▶ **Extracted information**
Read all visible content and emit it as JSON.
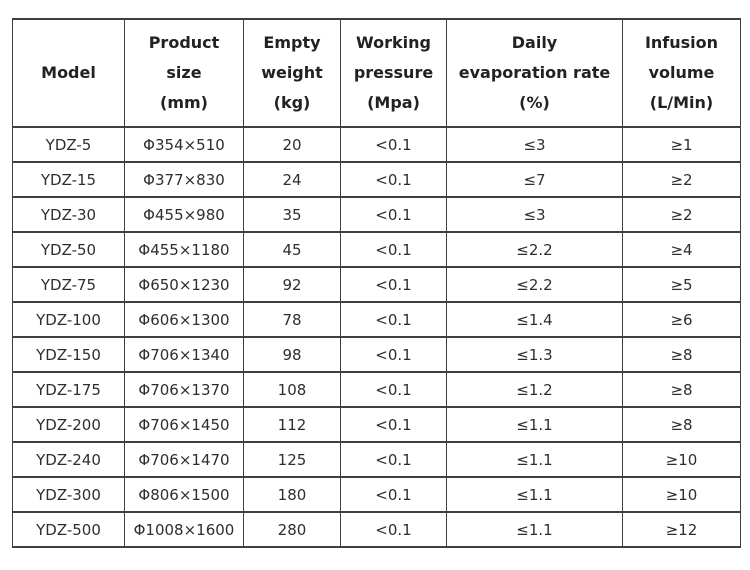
{
  "chart_data": {
    "type": "table",
    "title": "",
    "columns": [
      {
        "label": "Model"
      },
      {
        "label": "Product\nsize\n(mm)"
      },
      {
        "label": "Empty\nweight\n(kg)"
      },
      {
        "label": "Working\npressure\n(Mpa)"
      },
      {
        "label": "Daily\nevaporation rate\n(%)"
      },
      {
        "label": "Infusion\nvolume\n(L/Min)"
      }
    ],
    "rows": [
      [
        "YDZ-5",
        "Φ354×510",
        "20",
        "<0.1",
        "≤3",
        "≥1"
      ],
      [
        "YDZ-15",
        "Φ377×830",
        "24",
        "<0.1",
        "≤7",
        "≥2"
      ],
      [
        "YDZ-30",
        "Φ455×980",
        "35",
        "<0.1",
        "≤3",
        "≥2"
      ],
      [
        "YDZ-50",
        "Φ455×1180",
        "45",
        "<0.1",
        "≤2.2",
        "≥4"
      ],
      [
        "YDZ-75",
        "Φ650×1230",
        "92",
        "<0.1",
        "≤2.2",
        "≥5"
      ],
      [
        "YDZ-100",
        "Φ606×1300",
        "78",
        "<0.1",
        "≤1.4",
        "≥6"
      ],
      [
        "YDZ-150",
        "Φ706×1340",
        "98",
        "<0.1",
        "≤1.3",
        "≥8"
      ],
      [
        "YDZ-175",
        "Φ706×1370",
        "108",
        "<0.1",
        "≤1.2",
        "≥8"
      ],
      [
        "YDZ-200",
        "Φ706×1450",
        "112",
        "<0.1",
        "≤1.1",
        "≥8"
      ],
      [
        "YDZ-240",
        "Φ706×1470",
        "125",
        "<0.1",
        "≤1.1",
        "≥10"
      ],
      [
        "YDZ-300",
        "Φ806×1500",
        "180",
        "<0.1",
        "≤1.1",
        "≥10"
      ],
      [
        "YDZ-500",
        "Φ1008×1600",
        "280",
        "<0.1",
        "≤1.1",
        "≥12"
      ]
    ],
    "layout": {
      "grid": true,
      "border_color": "#3f3f3f",
      "text_color": "#2a2a2a",
      "background": "#ffffff"
    }
  }
}
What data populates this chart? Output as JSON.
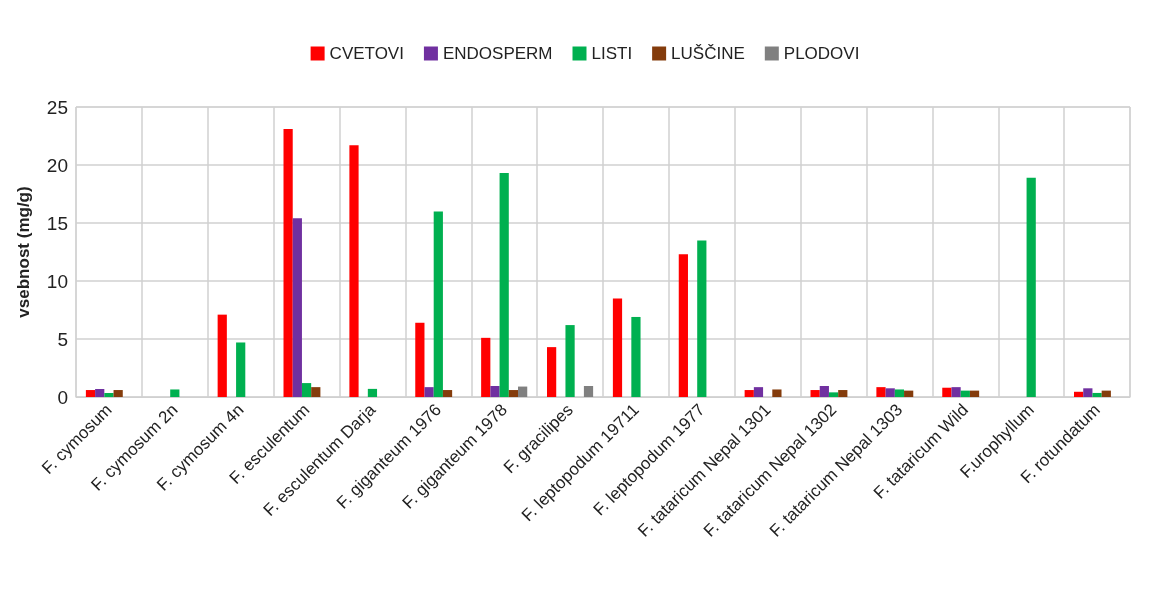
{
  "chart_data": {
    "type": "bar",
    "ylabel": "vsebnost (mg/g)",
    "categories": [
      "F. cymosum",
      "F. cymosum 2n",
      "F. cymosum 4n",
      "F. esculentum",
      "F. esculentum Darja",
      "F. giganteum 1976",
      "F. giganteum 1978",
      "F. gracilipes",
      "F. leptopodum 19711",
      "F. leptopodum 1977",
      "F. tataricum Nepal 1301",
      "F. tataricum Nepal 1302",
      "F. tataricum Nepal 1303",
      "F. tataricum Wild",
      "F.urophyllum",
      "F. rotundatum"
    ],
    "series": [
      {
        "name": "CVETOVI",
        "color": "#ff0000",
        "values": [
          0.6,
          null,
          7.1,
          23.1,
          21.7,
          6.4,
          5.1,
          4.3,
          8.5,
          12.3,
          0.6,
          0.6,
          0.85,
          0.8,
          null,
          0.45
        ]
      },
      {
        "name": "ENDOSPERM",
        "color": "#7030a0",
        "values": [
          0.7,
          null,
          null,
          15.4,
          null,
          0.85,
          0.95,
          null,
          null,
          null,
          0.85,
          0.95,
          0.75,
          0.85,
          null,
          0.75
        ]
      },
      {
        "name": "LISTI",
        "color": "#00b050",
        "values": [
          0.35,
          0.65,
          4.7,
          1.2,
          0.7,
          16.0,
          19.3,
          6.2,
          6.9,
          13.5,
          null,
          0.4,
          0.65,
          0.55,
          18.9,
          0.35
        ]
      },
      {
        "name": "LUŠČINE",
        "color": "#843c0c",
        "values": [
          0.6,
          null,
          null,
          0.85,
          null,
          0.6,
          0.6,
          null,
          null,
          null,
          0.65,
          0.6,
          0.55,
          0.55,
          null,
          0.55
        ]
      },
      {
        "name": "PLODOVI",
        "color": "#808080",
        "values": [
          null,
          null,
          null,
          null,
          null,
          null,
          0.9,
          0.95,
          null,
          null,
          null,
          null,
          null,
          null,
          null,
          null
        ]
      }
    ],
    "ylim": [
      0,
      25
    ],
    "yticks": [
      0,
      5,
      10,
      15,
      20,
      25
    ],
    "grid": true,
    "legend": "top"
  }
}
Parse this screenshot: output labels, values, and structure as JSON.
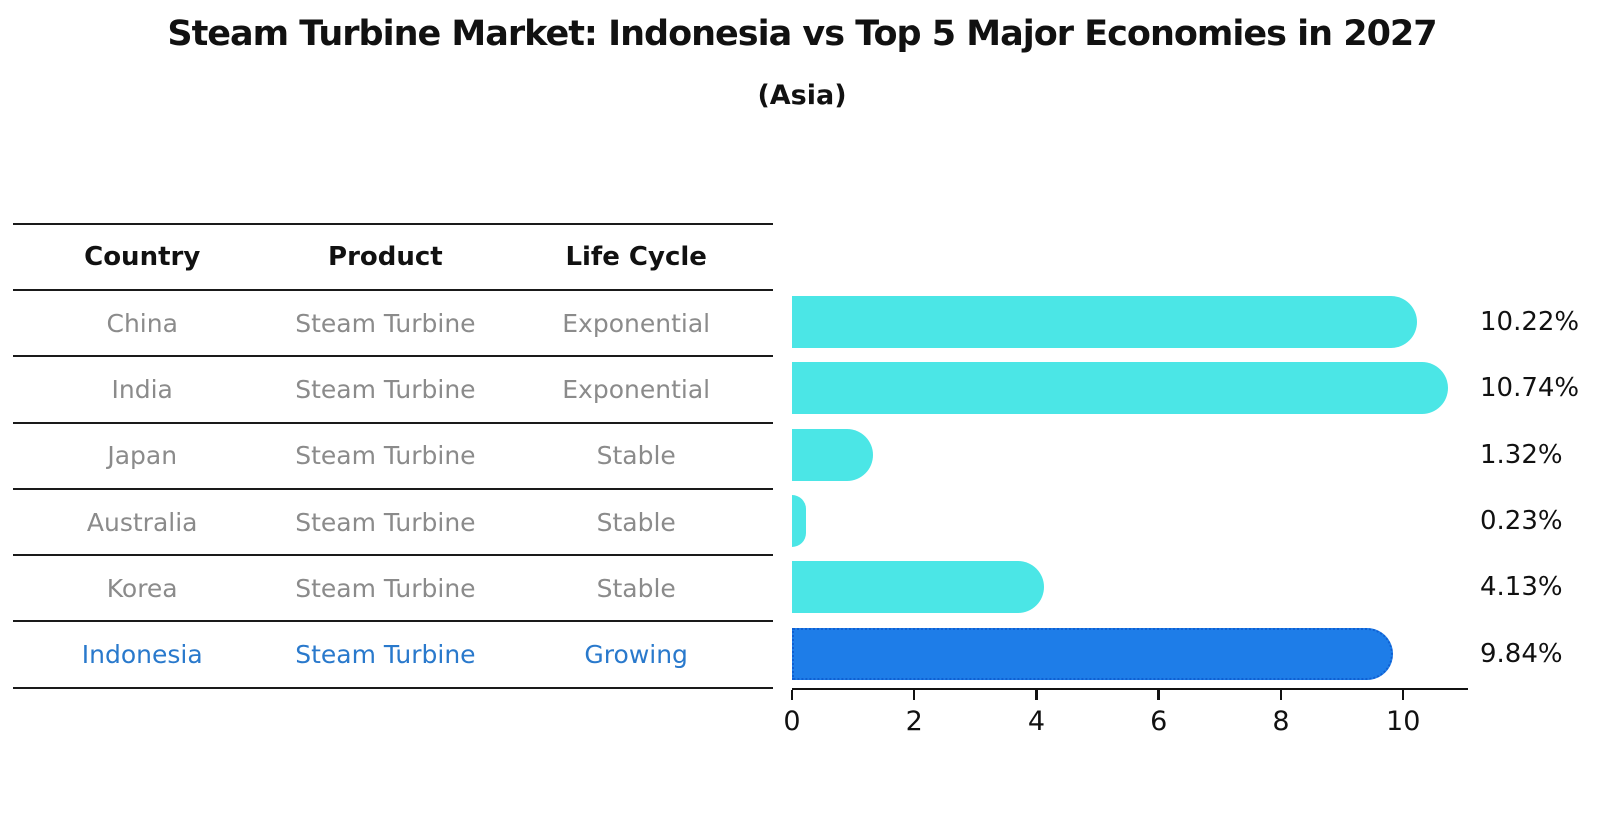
{
  "title": "Steam Turbine Market: Indonesia vs Top 5 Major Economies in 2027",
  "subtitle": "(Asia)",
  "table": {
    "headers": [
      "Country",
      "Product",
      "Life Cycle"
    ],
    "rows": [
      {
        "country": "China",
        "product": "Steam Turbine",
        "life_cycle": "Exponential",
        "highlight": false
      },
      {
        "country": "India",
        "product": "Steam Turbine",
        "life_cycle": "Exponential",
        "highlight": false
      },
      {
        "country": "Japan",
        "product": "Steam Turbine",
        "life_cycle": "Stable",
        "highlight": false
      },
      {
        "country": "Australia",
        "product": "Steam Turbine",
        "life_cycle": "Stable",
        "highlight": false
      },
      {
        "country": "Korea",
        "product": "Steam Turbine",
        "life_cycle": "Stable",
        "highlight": false
      },
      {
        "country": "Indonesia",
        "product": "Steam Turbine",
        "life_cycle": "Growing",
        "highlight": true
      }
    ]
  },
  "chart_data": {
    "type": "bar",
    "orientation": "horizontal",
    "categories": [
      "China",
      "India",
      "Japan",
      "Australia",
      "Korea",
      "Indonesia"
    ],
    "values": [
      10.22,
      10.74,
      1.32,
      0.23,
      4.13,
      9.84
    ],
    "value_labels": [
      "10.22%",
      "10.74%",
      "1.32%",
      "0.23%",
      "4.13%",
      "9.84%"
    ],
    "highlight_index": 5,
    "xlim": [
      0,
      11.06
    ],
    "xticks": [
      0,
      2,
      4,
      6,
      8,
      10
    ],
    "xtick_labels": [
      "0",
      "2",
      "4",
      "6",
      "8",
      "10"
    ],
    "grid": false,
    "legend": false,
    "title": "Steam Turbine Market: Indonesia vs Top 5 Major Economies in 2027",
    "subtitle": "(Asia)"
  },
  "colors": {
    "bar": "#4be6e6",
    "highlight_bar": "#1e7de8",
    "highlight_border": "#0f5fd2",
    "highlight_text": "#2979cc",
    "table_text": "#8b8b8b",
    "text": "#111111"
  }
}
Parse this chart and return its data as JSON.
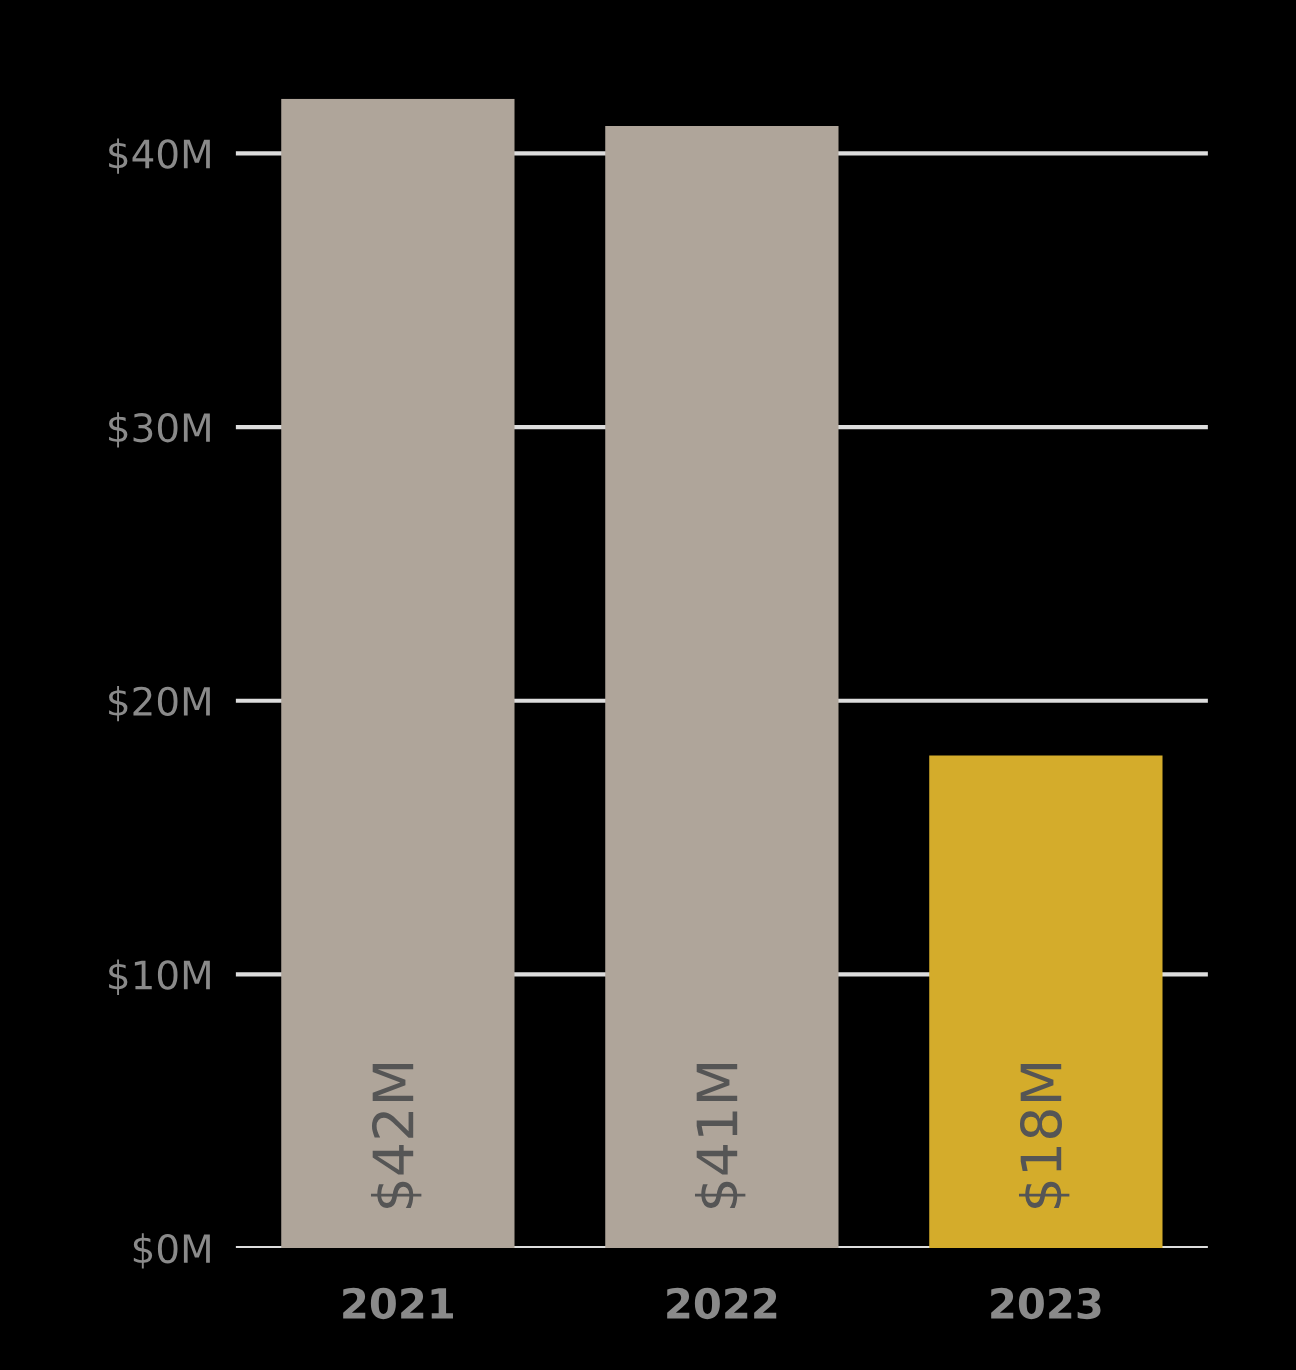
{
  "chart_data": {
    "type": "bar",
    "categories": [
      "2021",
      "2022",
      "2023"
    ],
    "values": [
      42,
      41,
      18
    ],
    "colors": [
      "#afa59a",
      "#afa59a",
      "#d4ac2b"
    ],
    "value_labels": [
      "$42M",
      "$41M",
      "$18M"
    ],
    "ylim": [
      0,
      42
    ],
    "yticks": [
      {
        "value": 0,
        "label": "$0M"
      },
      {
        "value": 10,
        "label": "$10M"
      },
      {
        "value": 20,
        "label": "$20M"
      },
      {
        "value": 30,
        "label": "$30M"
      },
      {
        "value": 40,
        "label": "$40M"
      }
    ],
    "grid": "y"
  }
}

▶ **Set task**
Write out every line from the entries where "Market" appears.

▶ **Written solution**
  "title": "Steam Turbine Market: Indonesia vs Top 5 Major Economies in 2027",
    "title": "Steam Turbine Market: Indonesia vs Top 5 Major Economies in 2027",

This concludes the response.